# [CHALLENGE]
Repeat the data below exactly, dropping any pictures it holds.

==== DATASET RECORDS

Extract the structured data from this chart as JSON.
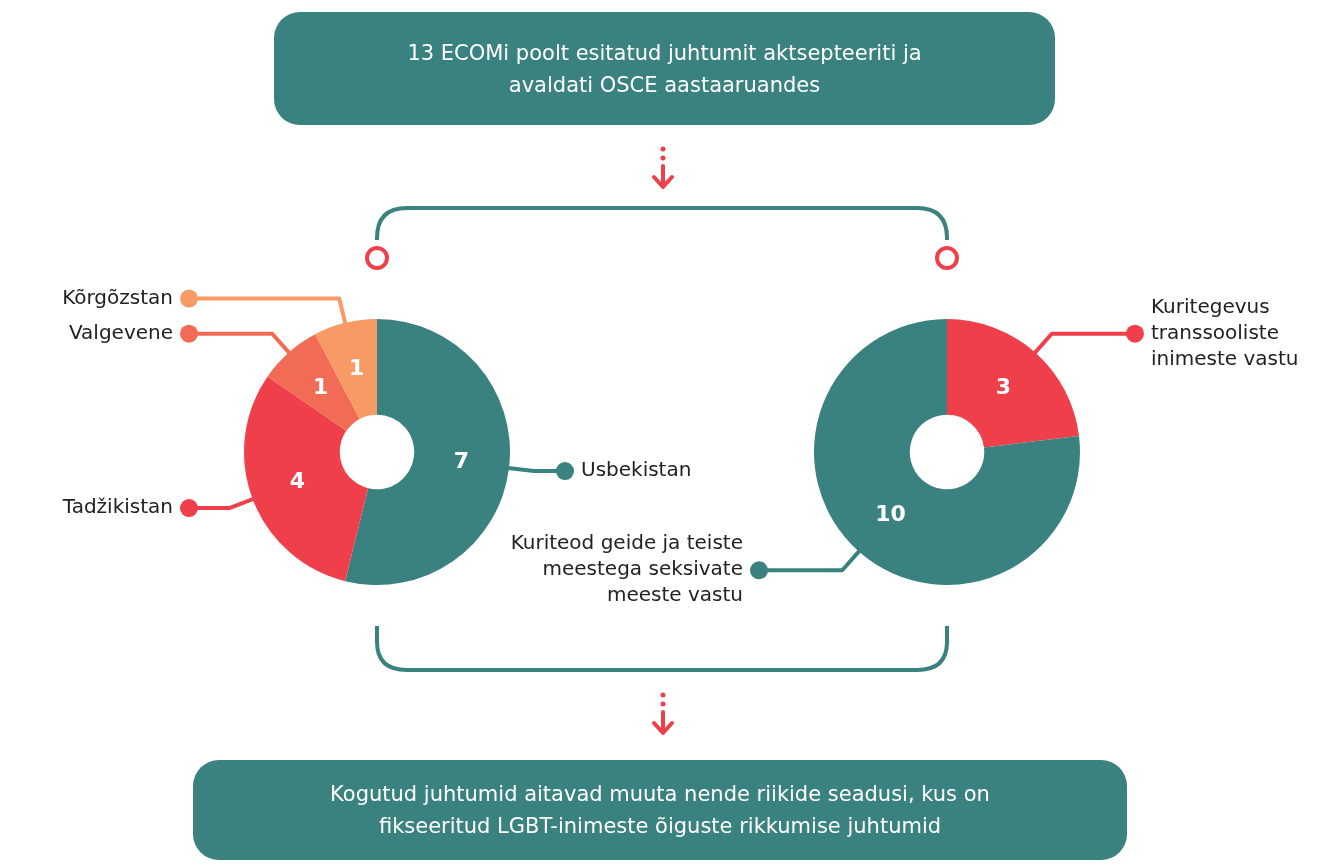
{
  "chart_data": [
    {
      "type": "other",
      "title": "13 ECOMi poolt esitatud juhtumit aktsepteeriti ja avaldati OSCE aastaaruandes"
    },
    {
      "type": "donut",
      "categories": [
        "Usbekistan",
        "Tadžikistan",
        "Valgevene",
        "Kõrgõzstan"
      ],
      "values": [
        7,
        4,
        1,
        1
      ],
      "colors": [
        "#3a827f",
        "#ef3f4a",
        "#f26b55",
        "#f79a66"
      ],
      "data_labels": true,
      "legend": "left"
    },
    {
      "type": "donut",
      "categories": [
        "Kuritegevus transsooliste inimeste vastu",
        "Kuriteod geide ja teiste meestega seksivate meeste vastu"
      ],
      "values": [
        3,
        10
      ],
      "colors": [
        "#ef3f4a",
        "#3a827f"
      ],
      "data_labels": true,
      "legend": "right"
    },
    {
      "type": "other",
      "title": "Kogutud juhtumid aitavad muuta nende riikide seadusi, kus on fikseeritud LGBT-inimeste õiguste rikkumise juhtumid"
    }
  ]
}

========

# [THE COMPLETED TASK]
Extract the structured data from this chart as JSON.
{
  "chart_data": [
    {
      "type": "other",
      "title": "13 ECOMi poolt esitatud juhtumit aktsepteeriti ja avaldati OSCE aastaaruandes"
    },
    {
      "type": "donut",
      "categories": [
        "Usbekistan",
        "Tadžikistan",
        "Valgevene",
        "Kõrgõzstan"
      ],
      "values": [
        7,
        4,
        1,
        1
      ],
      "colors": [
        "#3a827f",
        "#ef3f4a",
        "#f26b55",
        "#f79a66"
      ],
      "data_labels": true,
      "legend": "left"
    },
    {
      "type": "donut",
      "categories": [
        "Kuritegevus transsooliste inimeste vastu",
        "Kuriteod geide ja teiste meestega seksivate meeste vastu"
      ],
      "values": [
        3,
        10
      ],
      "colors": [
        "#ef3f4a",
        "#3a827f"
      ],
      "data_labels": true,
      "legend": "right"
    },
    {
      "type": "other",
      "title": "Kogutud juhtumid aitavad muuta nende riikide seadusi, kus on fikseeritud LGBT-inimeste õiguste rikkumise juhtumid"
    }
  ]
}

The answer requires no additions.